↓↓↓

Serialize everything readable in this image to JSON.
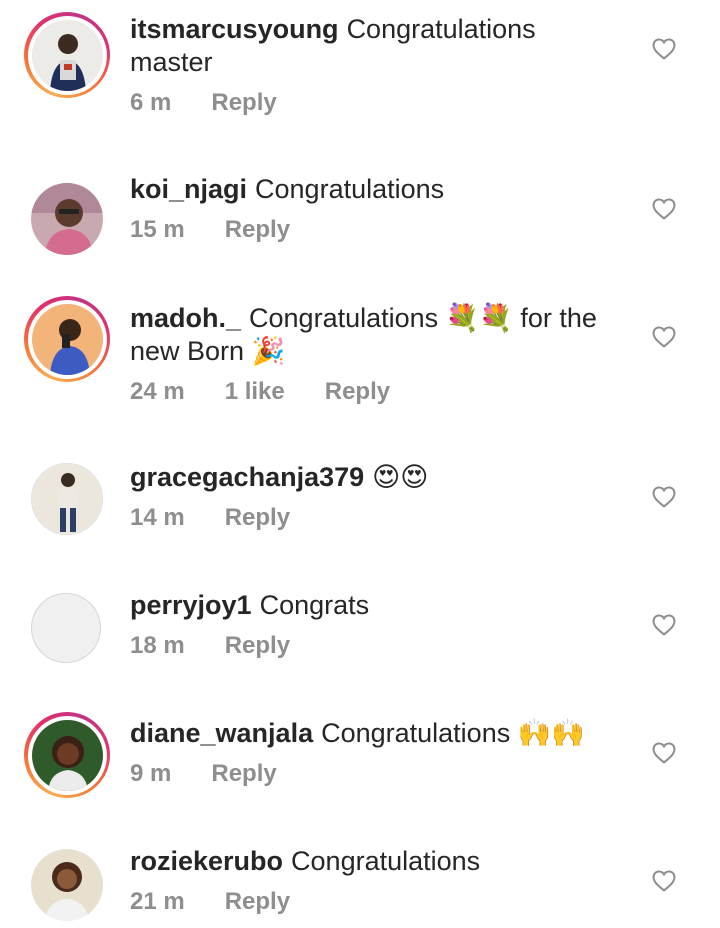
{
  "comments": [
    {
      "username": "itsmarcusyoung",
      "text": "Congratulations master",
      "time": "6 m",
      "likes": "",
      "reply": "Reply",
      "has_story_ring": true,
      "avatar_icon": "person-avatar"
    },
    {
      "username": "koi_njagi",
      "text": "Congratulations",
      "time": "15 m",
      "likes": "",
      "reply": "Reply",
      "has_story_ring": false,
      "avatar_icon": "person-avatar"
    },
    {
      "username": "madoh._",
      "text": "Congratulations 💐💐 for the new Born 🎉",
      "time": "24 m",
      "likes": "1 like",
      "reply": "Reply",
      "has_story_ring": true,
      "avatar_icon": "person-avatar"
    },
    {
      "username": "gracegachanja379",
      "text": "😍😍",
      "time": "14 m",
      "likes": "",
      "reply": "Reply",
      "has_story_ring": false,
      "avatar_icon": "person-avatar"
    },
    {
      "username": "perryjoy1",
      "text": "Congrats",
      "time": "18 m",
      "likes": "",
      "reply": "Reply",
      "has_story_ring": false,
      "avatar_icon": "empty-avatar"
    },
    {
      "username": "diane_wanjala",
      "text": "Congratulations 🙌🙌",
      "time": "9 m",
      "likes": "",
      "reply": "Reply",
      "has_story_ring": true,
      "avatar_icon": "person-avatar"
    },
    {
      "username": "roziekerubo",
      "text": "Congratulations",
      "time": "21 m",
      "likes": "",
      "reply": "Reply",
      "has_story_ring": false,
      "avatar_icon": "person-avatar"
    }
  ],
  "colors": {
    "text": "#262626",
    "meta": "#8e8e8e",
    "ring_start": "#fbad50",
    "ring_end": "#c13584"
  },
  "icons": {
    "like": "heart-outline-icon"
  }
}
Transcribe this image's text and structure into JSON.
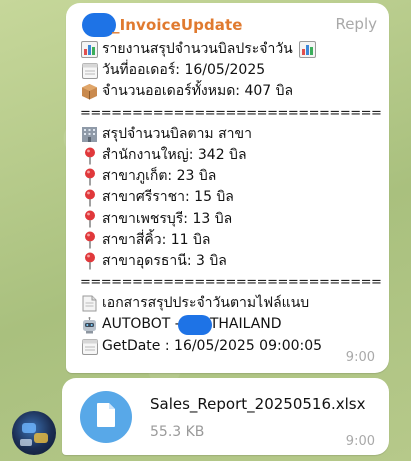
{
  "message1": {
    "sender": "_InvoiceUpdate",
    "reply_label": "Reply",
    "lines": [
      {
        "icon": "bar-chart-icon",
        "text": "รายงานสรุปจำนวนบิลประจำวัน",
        "trail_icon": "bar-chart-icon"
      },
      {
        "icon": "calendar-icon",
        "text": "วันที่ออเดอร์: 16/05/2025"
      },
      {
        "icon": "package-icon",
        "text": "จำนวนออเดอร์ทั้งหมด: 407 บิล"
      },
      {
        "icon": "",
        "text": "==============================",
        "separator": true
      },
      {
        "icon": "office-building-icon",
        "text": "สรุปจำนวนบิลตาม สาขา"
      },
      {
        "icon": "pin-icon",
        "text": "สำนักงานใหญ่: 342 บิล"
      },
      {
        "icon": "pin-icon",
        "text": "สาขาภูเก็ต: 23 บิล"
      },
      {
        "icon": "pin-icon",
        "text": "สาขาศรีราชา: 15 บิล"
      },
      {
        "icon": "pin-icon",
        "text": "สาขาเพชรบุรี: 13 บิล"
      },
      {
        "icon": "pin-icon",
        "text": "สาขาสี่คิ้ว: 11 บิล"
      },
      {
        "icon": "pin-icon",
        "text": "สาขาอุดรธานี: 3 บิล"
      },
      {
        "icon": "",
        "text": "==============================",
        "separator": true
      },
      {
        "icon": "document-icon",
        "text": "เอกสารสรุปประจำวันตามไฟล์แนบ"
      },
      {
        "icon": "robot-icon",
        "text_before": "AUTOBOT -",
        "text_after": "THAILAND",
        "redacted": true
      },
      {
        "icon": "calendar-icon",
        "text": "GetDate : 16/05/2025 09:00:05"
      }
    ],
    "time": "9:00"
  },
  "message2": {
    "file_name": "Sales_Report_20250516.xlsx",
    "file_size": "55.3 KB",
    "time": "9:00"
  },
  "colors": {
    "sender": "#e07a2f",
    "redaction": "#1e73e6",
    "file_icon_bg": "#58a8e8",
    "meta": "#a9a9a9"
  }
}
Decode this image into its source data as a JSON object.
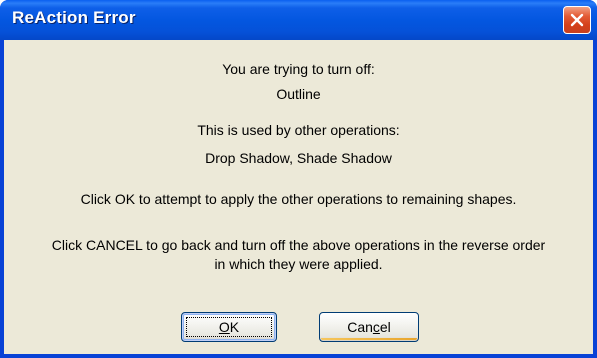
{
  "window": {
    "title": "ReAction Error"
  },
  "message": {
    "line1": "You are trying to turn off:",
    "line2": "Outline",
    "line3": "This is used by other operations:",
    "line4": "Drop Shadow, Shade Shadow",
    "line5": "Click OK to attempt to apply the other operations to remaining shapes.",
    "line6": "Click CANCEL to go back and turn off the above operations in the reverse order",
    "line7": "in which they were applied."
  },
  "buttons": {
    "ok": {
      "mnemonic": "O",
      "rest": "K"
    },
    "cancel": {
      "before": "Can",
      "mnemonic": "c",
      "after": "el"
    }
  },
  "colors": {
    "titlebar": "#0457e0",
    "client": "#ece9d8",
    "close_button": "#d4401a"
  }
}
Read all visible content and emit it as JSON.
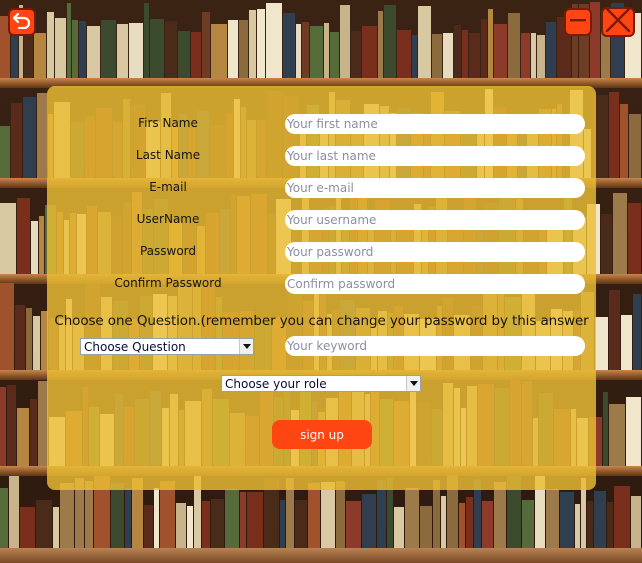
{
  "window": {
    "back_icon": "back-arrow-icon",
    "minimize_icon": "minimize-icon",
    "close_icon": "close-icon",
    "accent": "#ff4512"
  },
  "form": {
    "fields": [
      {
        "label": "Firs Name",
        "placeholder": "Your first name",
        "value": ""
      },
      {
        "label": "Last Name",
        "placeholder": "Your last name",
        "value": ""
      },
      {
        "label": "E-mail",
        "placeholder": "Your e-mail",
        "value": ""
      },
      {
        "label": "UserName",
        "placeholder": "Your username",
        "value": ""
      },
      {
        "label": "Password",
        "placeholder": "Your password",
        "value": ""
      },
      {
        "label": "Confirm Password",
        "placeholder": "Confirm password",
        "value": ""
      }
    ],
    "question_prompt": "Choose one Question.(remember you can change your password by this answer",
    "question_select": "Choose Question",
    "keyword_placeholder": "Your keyword",
    "role_select": "Choose your role",
    "signup_label": "sign up",
    "panel_color": "#ebbe34"
  }
}
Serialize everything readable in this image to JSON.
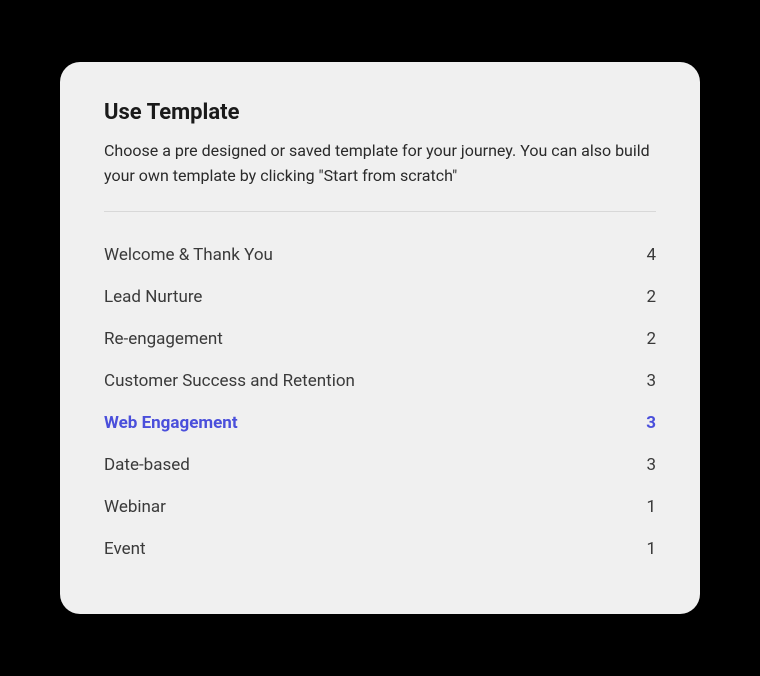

↑↑↑

Instructions to follow —
Each record above must be returned exactly as written, with its pictures omitted.

Problem solution —
Serialize everything readable in this image to JSON.
{
  "comments": [
    {
      "username": "itsmarcusyoung",
      "text": "Congratulations master",
      "time": "6 m",
      "likes": "",
      "reply": "Reply",
      "has_story_ring": true,
      "avatar_icon": "person-avatar"
    },
    {
      "username": "koi_njagi",
      "text": "Congratulations",
      "time": "15 m",
      "likes": "",
      "reply": "Reply",
      "has_story_ring": false,
      "avatar_icon": "person-avatar"
    },
    {
      "username": "madoh._",
      "text": "Congratulations 💐💐 for the new Born 🎉",
      "time": "24 m",
      "likes": "1 like",
      "reply": "Reply",
      "has_story_ring": true,
      "avatar_icon": "person-avatar"
    },
    {
      "username": "gracegachanja379",
      "text": "😍😍",
      "time": "14 m",
      "likes": "",
      "reply": "Reply",
      "has_story_ring": false,
      "avatar_icon": "person-avatar"
    },
    {
      "username": "perryjoy1",
      "text": "Congrats",
      "time": "18 m",
      "likes": "",
      "reply": "Reply",
      "has_story_ring": false,
      "avatar_icon": "empty-avatar"
    },
    {
      "username": "diane_wanjala",
      "text": "Congratulations 🙌🙌",
      "time": "9 m",
      "likes": "",
      "reply": "Reply",
      "has_story_ring": true,
      "avatar_icon": "person-avatar"
    },
    {
      "username": "roziekerubo",
      "text": "Congratulations",
      "time": "21 m",
      "likes": "",
      "reply": "Reply",
      "has_story_ring": false,
      "avatar_icon": "person-avatar"
    }
  ],
  "colors": {
    "text": "#262626",
    "meta": "#8e8e8e",
    "ring_start": "#fbad50",
    "ring_end": "#c13584"
  },
  "icons": {
    "like": "heart-outline-icon"
  }
}
Transcribe this image's text and structure into JSON.
{
  "message1": {
    "sender": "_InvoiceUpdate",
    "reply_label": "Reply",
    "lines": [
      {
        "icon": "bar-chart-icon",
        "text": "รายงานสรุปจำนวนบิลประจำวัน",
        "trail_icon": "bar-chart-icon"
      },
      {
        "icon": "calendar-icon",
        "text": "วันที่ออเดอร์: 16/05/2025"
      },
      {
        "icon": "package-icon",
        "text": "จำนวนออเดอร์ทั้งหมด: 407 บิล"
      },
      {
        "icon": "",
        "text": "==============================",
        "separator": true
      },
      {
        "icon": "office-building-icon",
        "text": "สรุปจำนวนบิลตาม สาขา"
      },
      {
        "icon": "pin-icon",
        "text": "สำนักงานใหญ่: 342 บิล"
      },
      {
        "icon": "pin-icon",
        "text": "สาขาภูเก็ต: 23 บิล"
      },
      {
        "icon": "pin-icon",
        "text": "สาขาศรีราชา: 15 บิล"
      },
      {
        "icon": "pin-icon",
        "text": "สาขาเพชรบุรี: 13 บิล"
      },
      {
        "icon": "pin-icon",
        "text": "สาขาสี่คิ้ว: 11 บิล"
      },
      {
        "icon": "pin-icon",
        "text": "สาขาอุดรธานี: 3 บิล"
      },
      {
        "icon": "",
        "text": "==============================",
        "separator": true
      },
      {
        "icon": "document-icon",
        "text": "เอกสารสรุปประจำวันตามไฟล์แนบ"
      },
      {
        "icon": "robot-icon",
        "text_before": "AUTOBOT -",
        "text_after": "THAILAND",
        "redacted": true
      },
      {
        "icon": "calendar-icon",
        "text": "GetDate : 16/05/2025 09:00:05"
      }
    ],
    "time": "9:00"
  },
  "message2": {
    "file_name": "Sales_Report_20250516.xlsx",
    "file_size": "55.3 KB",
    "time": "9:00"
  },
  "colors": {
    "sender": "#e07a2f",
    "redaction": "#1e73e6",
    "file_icon_bg": "#58a8e8",
    "meta": "#a9a9a9"
  }
}
Decode this image into its source data as a JSON object.
{
  "window": {
    "title": "ReAction Error"
  },
  "message": {
    "line1": "You are trying to turn off:",
    "line2": "Outline",
    "line3": "This is used by other operations:",
    "line4": "Drop Shadow, Shade Shadow",
    "line5": "Click OK to attempt to apply the other operations to remaining shapes.",
    "line6": "Click CANCEL to go back and turn off the above operations in the reverse order",
    "line7": "in which they were applied."
  },
  "buttons": {
    "ok": {
      "mnemonic": "O",
      "rest": "K"
    },
    "cancel": {
      "before": "Can",
      "mnemonic": "c",
      "after": "el"
    }
  },
  "colors": {
    "titlebar": "#0457e0",
    "client": "#ece9d8",
    "close_button": "#d4401a"
  }
}
Read all visible content and emit it as JSON.
{
  "window": {
    "back_icon": "back-arrow-icon",
    "minimize_icon": "minimize-icon",
    "close_icon": "close-icon",
    "accent": "#ff4512"
  },
  "form": {
    "fields": [
      {
        "label": "Firs Name",
        "placeholder": "Your first name",
        "value": ""
      },
      {
        "label": "Last Name",
        "placeholder": "Your last name",
        "value": ""
      },
      {
        "label": "E-mail",
        "placeholder": "Your e-mail",
        "value": ""
      },
      {
        "label": "UserName",
        "placeholder": "Your username",
        "value": ""
      },
      {
        "label": "Password",
        "placeholder": "Your password",
        "value": ""
      },
      {
        "label": "Confirm Password",
        "placeholder": "Confirm password",
        "value": ""
      }
    ],
    "question_prompt": "Choose one Question.(remember you can change your password by this answer",
    "question_select": "Choose Question",
    "keyword_placeholder": "Your keyword",
    "role_select": "Choose your role",
    "signup_label": "sign up",
    "panel_color": "#ebbe34"
  }
}
Serialize everything readable in this image to JSON.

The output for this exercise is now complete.